#### Task to complete:
Emit the data below verbatim, stripping out any pictures.
--- start Supplied records ---
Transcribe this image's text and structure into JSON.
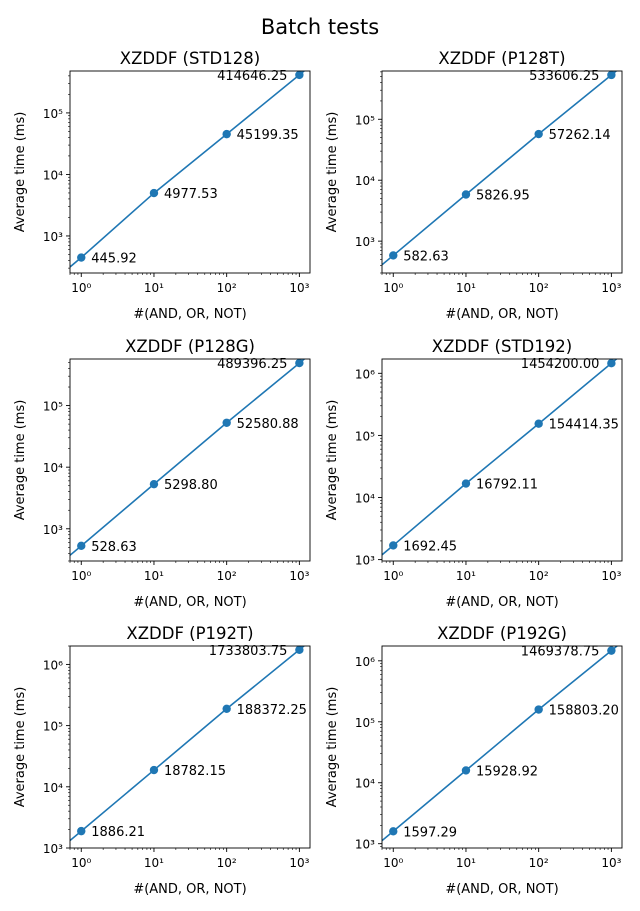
{
  "suptitle": "Batch tests",
  "chart_data": [
    {
      "type": "line",
      "title": "XZDDF (STD128)",
      "xlabel": "#(AND, OR, NOT)",
      "ylabel": "Average time (ms)",
      "xscale": "log",
      "yscale": "log",
      "xlim": [
        0.7,
        1400
      ],
      "ylim": [
        250,
        480000
      ],
      "xticks": [
        1,
        10,
        100,
        1000
      ],
      "yticks": [
        1000,
        10000,
        100000
      ],
      "x": [
        1,
        10,
        100,
        1000
      ],
      "y": [
        445.92,
        4977.53,
        45199.35,
        414646.25
      ],
      "labels": [
        "445.92",
        "4977.53",
        "45199.35",
        "414646.25"
      ],
      "color": "#1f77b4"
    },
    {
      "type": "line",
      "title": "XZDDF (P128T)",
      "xlabel": "#(AND, OR, NOT)",
      "ylabel": "Average time (ms)",
      "xscale": "log",
      "yscale": "log",
      "xlim": [
        0.7,
        1400
      ],
      "ylim": [
        300,
        620000
      ],
      "xticks": [
        1,
        10,
        100,
        1000
      ],
      "yticks": [
        1000,
        10000,
        100000
      ],
      "x": [
        1,
        10,
        100,
        1000
      ],
      "y": [
        582.63,
        5826.95,
        57262.14,
        533606.25
      ],
      "labels": [
        "582.63",
        "5826.95",
        "57262.14",
        "533606.25"
      ],
      "color": "#1f77b4"
    },
    {
      "type": "line",
      "title": "XZDDF (P128G)",
      "xlabel": "#(AND, OR, NOT)",
      "ylabel": "Average time (ms)",
      "xscale": "log",
      "yscale": "log",
      "xlim": [
        0.7,
        1400
      ],
      "ylim": [
        300,
        570000
      ],
      "xticks": [
        1,
        10,
        100,
        1000
      ],
      "yticks": [
        1000,
        10000,
        100000
      ],
      "x": [
        1,
        10,
        100,
        1000
      ],
      "y": [
        528.63,
        5298.8,
        52580.88,
        489396.25
      ],
      "labels": [
        "528.63",
        "5298.80",
        "52580.88",
        "489396.25"
      ],
      "color": "#1f77b4"
    },
    {
      "type": "line",
      "title": "XZDDF (STD192)",
      "xlabel": "#(AND, OR, NOT)",
      "ylabel": "Average time (ms)",
      "xscale": "log",
      "yscale": "log",
      "xlim": [
        0.7,
        1400
      ],
      "ylim": [
        950,
        1700000
      ],
      "xticks": [
        1,
        10,
        100,
        1000
      ],
      "yticks": [
        1000,
        10000,
        100000,
        1000000
      ],
      "x": [
        1,
        10,
        100,
        1000
      ],
      "y": [
        1692.45,
        16792.11,
        154414.35,
        1454200.0
      ],
      "labels": [
        "1692.45",
        "16792.11",
        "154414.35",
        "1454200.00"
      ],
      "color": "#1f77b4"
    },
    {
      "type": "line",
      "title": "XZDDF (P192T)",
      "xlabel": "#(AND, OR, NOT)",
      "ylabel": "Average time (ms)",
      "xscale": "log",
      "yscale": "log",
      "xlim": [
        0.7,
        1400
      ],
      "ylim": [
        1000,
        2000000
      ],
      "xticks": [
        1,
        10,
        100,
        1000
      ],
      "yticks": [
        1000,
        10000,
        100000,
        1000000
      ],
      "x": [
        1,
        10,
        100,
        1000
      ],
      "y": [
        1886.21,
        18782.15,
        188372.25,
        1733803.75
      ],
      "labels": [
        "1886.21",
        "18782.15",
        "188372.25",
        "1733803.75"
      ],
      "color": "#1f77b4"
    },
    {
      "type": "line",
      "title": "XZDDF (P192G)",
      "xlabel": "#(AND, OR, NOT)",
      "ylabel": "Average time (ms)",
      "xscale": "log",
      "yscale": "log",
      "xlim": [
        0.7,
        1400
      ],
      "ylim": [
        850,
        1750000
      ],
      "xticks": [
        1,
        10,
        100,
        1000
      ],
      "yticks": [
        1000,
        10000,
        100000,
        1000000
      ],
      "x": [
        1,
        10,
        100,
        1000
      ],
      "y": [
        1597.29,
        15928.92,
        158803.2,
        1469378.75
      ],
      "labels": [
        "1597.29",
        "15928.92",
        "158803.20",
        "1469378.75"
      ],
      "color": "#1f77b4"
    }
  ]
}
--- end Supplied records ---
#### Response to the exercise:
Transcribe this image's text and structure into JSON.
{
  "suptitle": "Batch tests",
  "chart_data": [
    {
      "type": "line",
      "title": "XZDDF (STD128)",
      "xlabel": "#(AND, OR, NOT)",
      "ylabel": "Average time (ms)",
      "xscale": "log",
      "yscale": "log",
      "xlim": [
        0.7,
        1400
      ],
      "ylim": [
        250,
        480000
      ],
      "xticks": [
        1,
        10,
        100,
        1000
      ],
      "yticks": [
        1000,
        10000,
        100000
      ],
      "x": [
        1,
        10,
        100,
        1000
      ],
      "y": [
        445.92,
        4977.53,
        45199.35,
        414646.25
      ],
      "labels": [
        "445.92",
        "4977.53",
        "45199.35",
        "414646.25"
      ],
      "color": "#1f77b4"
    },
    {
      "type": "line",
      "title": "XZDDF (P128T)",
      "xlabel": "#(AND, OR, NOT)",
      "ylabel": "Average time (ms)",
      "xscale": "log",
      "yscale": "log",
      "xlim": [
        0.7,
        1400
      ],
      "ylim": [
        300,
        620000
      ],
      "xticks": [
        1,
        10,
        100,
        1000
      ],
      "yticks": [
        1000,
        10000,
        100000
      ],
      "x": [
        1,
        10,
        100,
        1000
      ],
      "y": [
        582.63,
        5826.95,
        57262.14,
        533606.25
      ],
      "labels": [
        "582.63",
        "5826.95",
        "57262.14",
        "533606.25"
      ],
      "color": "#1f77b4"
    },
    {
      "type": "line",
      "title": "XZDDF (P128G)",
      "xlabel": "#(AND, OR, NOT)",
      "ylabel": "Average time (ms)",
      "xscale": "log",
      "yscale": "log",
      "xlim": [
        0.7,
        1400
      ],
      "ylim": [
        300,
        570000
      ],
      "xticks": [
        1,
        10,
        100,
        1000
      ],
      "yticks": [
        1000,
        10000,
        100000
      ],
      "x": [
        1,
        10,
        100,
        1000
      ],
      "y": [
        528.63,
        5298.8,
        52580.88,
        489396.25
      ],
      "labels": [
        "528.63",
        "5298.80",
        "52580.88",
        "489396.25"
      ],
      "color": "#1f77b4"
    },
    {
      "type": "line",
      "title": "XZDDF (STD192)",
      "xlabel": "#(AND, OR, NOT)",
      "ylabel": "Average time (ms)",
      "xscale": "log",
      "yscale": "log",
      "xlim": [
        0.7,
        1400
      ],
      "ylim": [
        950,
        1700000
      ],
      "xticks": [
        1,
        10,
        100,
        1000
      ],
      "yticks": [
        1000,
        10000,
        100000,
        1000000
      ],
      "x": [
        1,
        10,
        100,
        1000
      ],
      "y": [
        1692.45,
        16792.11,
        154414.35,
        1454200.0
      ],
      "labels": [
        "1692.45",
        "16792.11",
        "154414.35",
        "1454200.00"
      ],
      "color": "#1f77b4"
    },
    {
      "type": "line",
      "title": "XZDDF (P192T)",
      "xlabel": "#(AND, OR, NOT)",
      "ylabel": "Average time (ms)",
      "xscale": "log",
      "yscale": "log",
      "xlim": [
        0.7,
        1400
      ],
      "ylim": [
        1000,
        2000000
      ],
      "xticks": [
        1,
        10,
        100,
        1000
      ],
      "yticks": [
        1000,
        10000,
        100000,
        1000000
      ],
      "x": [
        1,
        10,
        100,
        1000
      ],
      "y": [
        1886.21,
        18782.15,
        188372.25,
        1733803.75
      ],
      "labels": [
        "1886.21",
        "18782.15",
        "188372.25",
        "1733803.75"
      ],
      "color": "#1f77b4"
    },
    {
      "type": "line",
      "title": "XZDDF (P192G)",
      "xlabel": "#(AND, OR, NOT)",
      "ylabel": "Average time (ms)",
      "xscale": "log",
      "yscale": "log",
      "xlim": [
        0.7,
        1400
      ],
      "ylim": [
        850,
        1750000
      ],
      "xticks": [
        1,
        10,
        100,
        1000
      ],
      "yticks": [
        1000,
        10000,
        100000,
        1000000
      ],
      "x": [
        1,
        10,
        100,
        1000
      ],
      "y": [
        1597.29,
        15928.92,
        158803.2,
        1469378.75
      ],
      "labels": [
        "1597.29",
        "15928.92",
        "158803.20",
        "1469378.75"
      ],
      "color": "#1f77b4"
    }
  ]
}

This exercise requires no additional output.